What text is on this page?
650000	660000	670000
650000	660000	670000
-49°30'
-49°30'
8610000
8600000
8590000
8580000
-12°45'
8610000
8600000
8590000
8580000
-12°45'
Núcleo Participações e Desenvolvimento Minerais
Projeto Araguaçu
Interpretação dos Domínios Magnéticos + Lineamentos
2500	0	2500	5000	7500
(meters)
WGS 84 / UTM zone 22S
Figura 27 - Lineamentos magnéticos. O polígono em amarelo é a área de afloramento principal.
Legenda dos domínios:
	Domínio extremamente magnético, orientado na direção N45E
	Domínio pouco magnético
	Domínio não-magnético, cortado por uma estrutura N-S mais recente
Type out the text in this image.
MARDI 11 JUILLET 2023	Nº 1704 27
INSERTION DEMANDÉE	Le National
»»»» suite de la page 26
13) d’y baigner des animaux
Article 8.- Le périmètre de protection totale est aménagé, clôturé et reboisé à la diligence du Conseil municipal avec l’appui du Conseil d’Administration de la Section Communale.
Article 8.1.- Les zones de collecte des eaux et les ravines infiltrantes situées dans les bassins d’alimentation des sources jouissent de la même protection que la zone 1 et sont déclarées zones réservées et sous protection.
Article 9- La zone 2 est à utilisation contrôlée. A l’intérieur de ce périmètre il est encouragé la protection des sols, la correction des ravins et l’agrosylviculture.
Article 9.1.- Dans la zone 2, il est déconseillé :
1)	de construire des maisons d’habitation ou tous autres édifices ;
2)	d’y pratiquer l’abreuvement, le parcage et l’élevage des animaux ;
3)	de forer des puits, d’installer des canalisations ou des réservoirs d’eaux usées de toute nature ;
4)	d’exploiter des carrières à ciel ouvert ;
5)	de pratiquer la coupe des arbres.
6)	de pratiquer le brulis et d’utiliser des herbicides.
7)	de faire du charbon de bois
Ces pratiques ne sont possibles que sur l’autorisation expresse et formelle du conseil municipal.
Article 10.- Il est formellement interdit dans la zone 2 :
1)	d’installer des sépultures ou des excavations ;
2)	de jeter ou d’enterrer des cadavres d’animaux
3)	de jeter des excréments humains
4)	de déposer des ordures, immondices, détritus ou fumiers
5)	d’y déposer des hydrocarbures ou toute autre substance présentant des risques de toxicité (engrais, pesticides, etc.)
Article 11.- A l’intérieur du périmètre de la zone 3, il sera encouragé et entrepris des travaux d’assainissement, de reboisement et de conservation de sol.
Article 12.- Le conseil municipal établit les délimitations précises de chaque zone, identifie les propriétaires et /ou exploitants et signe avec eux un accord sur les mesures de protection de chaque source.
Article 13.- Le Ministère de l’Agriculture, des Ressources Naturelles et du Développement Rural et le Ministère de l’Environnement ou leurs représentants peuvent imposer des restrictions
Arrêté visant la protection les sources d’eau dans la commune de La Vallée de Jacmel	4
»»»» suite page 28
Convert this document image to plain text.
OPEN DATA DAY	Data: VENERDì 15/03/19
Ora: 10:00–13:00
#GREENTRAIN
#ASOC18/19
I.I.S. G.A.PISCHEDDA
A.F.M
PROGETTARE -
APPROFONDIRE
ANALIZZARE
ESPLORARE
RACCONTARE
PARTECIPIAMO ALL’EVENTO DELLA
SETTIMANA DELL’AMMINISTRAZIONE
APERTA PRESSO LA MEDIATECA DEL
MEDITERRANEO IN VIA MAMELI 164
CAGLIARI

- _REQUIREMENTS_:
In the listing above, find the line containing "Convert this document image to plain text.", then reproduce it and each line after it through the end, exactly and with nothing added.

- _EXERCISE ANSWER_:
Convert this document image to plain text.
OPEN DATA DAY	Data: VENERDì 15/03/19
Ora: 10:00–13:00
#GREENTRAIN
#ASOC18/19
I.I.S. G.A.PISCHEDDA
A.F.M
PROGETTARE -
APPROFONDIRE
ANALIZZARE
ESPLORARE
RACCONTARE
PARTECIPIAMO ALL’EVENTO DELLA
SETTIMANA DELL’AMMINISTRAZIONE
APERTA PRESSO LA MEDIATECA DEL
MEDITERRANEO IN VIA MAMELI 164
CAGLIARI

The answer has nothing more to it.